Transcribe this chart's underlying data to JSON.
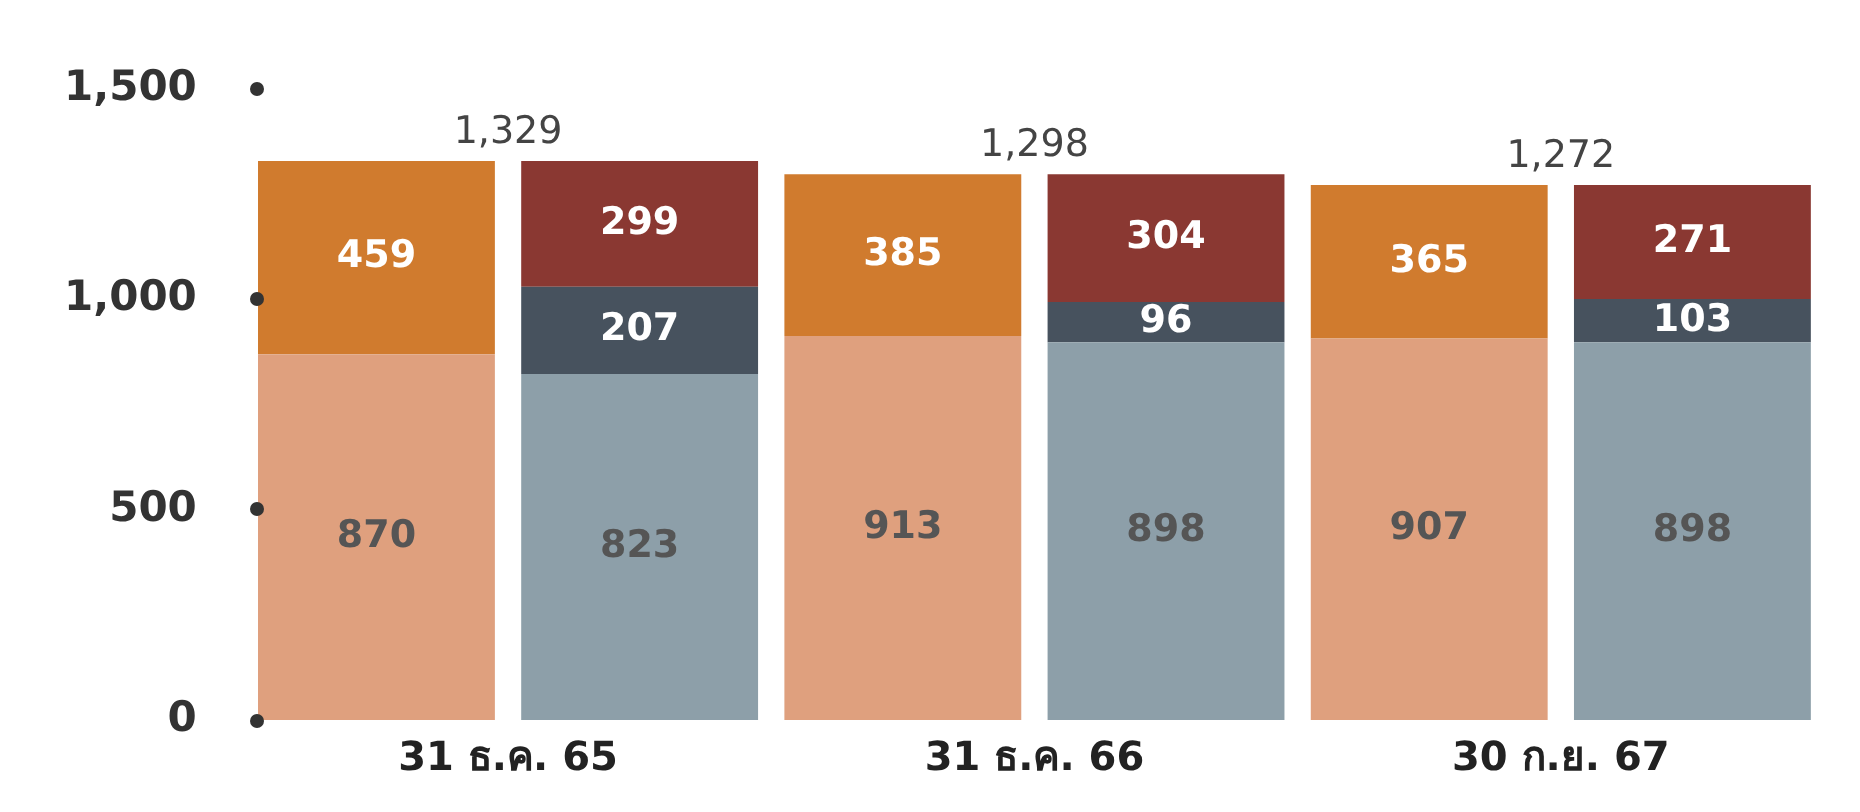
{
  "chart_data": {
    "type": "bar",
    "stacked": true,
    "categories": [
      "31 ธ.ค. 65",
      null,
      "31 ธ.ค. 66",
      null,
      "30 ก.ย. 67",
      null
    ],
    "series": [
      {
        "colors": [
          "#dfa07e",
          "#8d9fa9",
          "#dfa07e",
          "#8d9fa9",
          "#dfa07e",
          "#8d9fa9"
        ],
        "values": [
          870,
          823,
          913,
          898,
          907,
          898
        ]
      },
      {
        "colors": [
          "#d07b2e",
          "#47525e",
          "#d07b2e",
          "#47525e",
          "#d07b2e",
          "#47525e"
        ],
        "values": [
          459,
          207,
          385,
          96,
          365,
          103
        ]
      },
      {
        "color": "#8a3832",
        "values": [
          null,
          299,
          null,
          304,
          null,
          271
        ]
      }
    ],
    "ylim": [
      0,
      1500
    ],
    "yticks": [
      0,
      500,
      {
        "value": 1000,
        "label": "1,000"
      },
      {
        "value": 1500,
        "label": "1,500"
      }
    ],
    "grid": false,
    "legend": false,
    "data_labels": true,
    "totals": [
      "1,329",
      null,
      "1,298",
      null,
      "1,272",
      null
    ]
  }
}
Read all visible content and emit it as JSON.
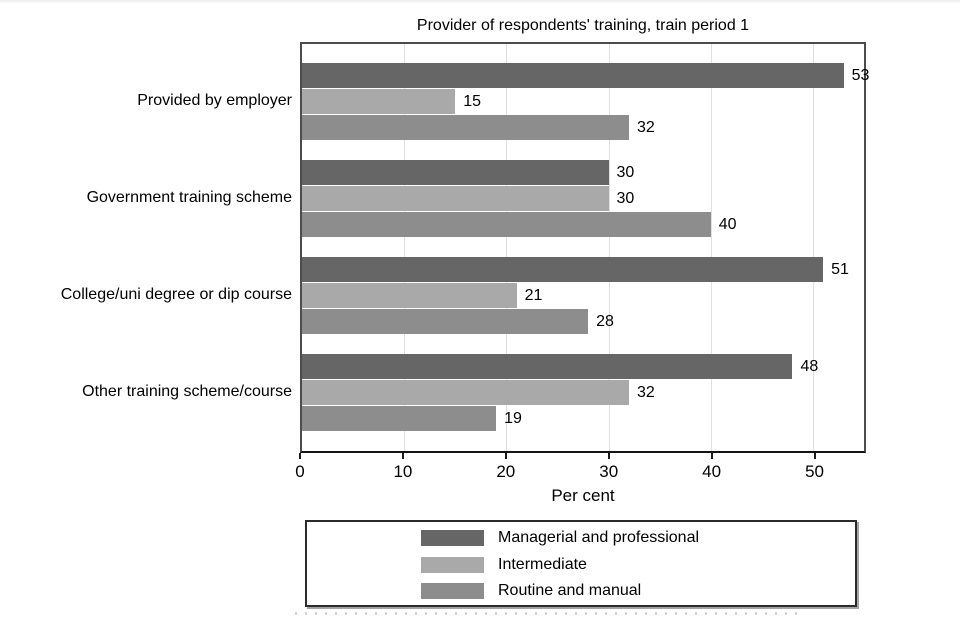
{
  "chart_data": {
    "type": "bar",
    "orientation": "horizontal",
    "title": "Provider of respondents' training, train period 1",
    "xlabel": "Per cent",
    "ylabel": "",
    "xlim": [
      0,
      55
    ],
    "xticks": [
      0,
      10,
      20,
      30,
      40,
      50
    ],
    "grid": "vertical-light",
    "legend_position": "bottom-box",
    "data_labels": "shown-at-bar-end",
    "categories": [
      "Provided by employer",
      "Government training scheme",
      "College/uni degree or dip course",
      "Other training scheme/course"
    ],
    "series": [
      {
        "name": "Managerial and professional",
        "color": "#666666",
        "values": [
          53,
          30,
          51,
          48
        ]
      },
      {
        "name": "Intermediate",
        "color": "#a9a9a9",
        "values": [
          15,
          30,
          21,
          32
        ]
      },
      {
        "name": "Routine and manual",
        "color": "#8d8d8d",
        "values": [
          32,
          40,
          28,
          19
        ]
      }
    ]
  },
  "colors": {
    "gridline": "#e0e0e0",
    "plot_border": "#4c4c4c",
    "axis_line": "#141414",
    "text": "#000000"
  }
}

WHAT IS REQUIRED. Repeat the data in full and exactly. Omit pictures.

ANSWER.
Transcribe this chart's underlying data to JSON.
{
  "chart_data": {
    "type": "bar",
    "stacked": true,
    "categories": [
      "31 ธ.ค. 65",
      null,
      "31 ธ.ค. 66",
      null,
      "30 ก.ย. 67",
      null
    ],
    "series": [
      {
        "colors": [
          "#dfa07e",
          "#8d9fa9",
          "#dfa07e",
          "#8d9fa9",
          "#dfa07e",
          "#8d9fa9"
        ],
        "values": [
          870,
          823,
          913,
          898,
          907,
          898
        ]
      },
      {
        "colors": [
          "#d07b2e",
          "#47525e",
          "#d07b2e",
          "#47525e",
          "#d07b2e",
          "#47525e"
        ],
        "values": [
          459,
          207,
          385,
          96,
          365,
          103
        ]
      },
      {
        "color": "#8a3832",
        "values": [
          null,
          299,
          null,
          304,
          null,
          271
        ]
      }
    ],
    "ylim": [
      0,
      1500
    ],
    "yticks": [
      0,
      500,
      {
        "value": 1000,
        "label": "1,000"
      },
      {
        "value": 1500,
        "label": "1,500"
      }
    ],
    "grid": false,
    "legend": false,
    "data_labels": true,
    "totals": [
      "1,329",
      null,
      "1,298",
      null,
      "1,272",
      null
    ]
  }
}
Read all visible content and emit it as JSON.
{
  "chart_data": {
    "type": "bar",
    "orientation": "horizontal",
    "title": "Provider of respondents' training, train period 1",
    "xlabel": "Per cent",
    "ylabel": "",
    "xlim": [
      0,
      55
    ],
    "xticks": [
      0,
      10,
      20,
      30,
      40,
      50
    ],
    "grid": "vertical-light",
    "legend_position": "bottom-box",
    "data_labels": "shown-at-bar-end",
    "categories": [
      "Provided by employer",
      "Government training scheme",
      "College/uni degree or dip course",
      "Other training scheme/course"
    ],
    "series": [
      {
        "name": "Managerial and professional",
        "color": "#666666",
        "values": [
          53,
          30,
          51,
          48
        ]
      },
      {
        "name": "Intermediate",
        "color": "#a9a9a9",
        "values": [
          15,
          30,
          21,
          32
        ]
      },
      {
        "name": "Routine and manual",
        "color": "#8d8d8d",
        "values": [
          32,
          40,
          28,
          19
        ]
      }
    ]
  },
  "colors": {
    "gridline": "#e0e0e0",
    "plot_border": "#4c4c4c",
    "axis_line": "#141414",
    "text": "#000000"
  }
}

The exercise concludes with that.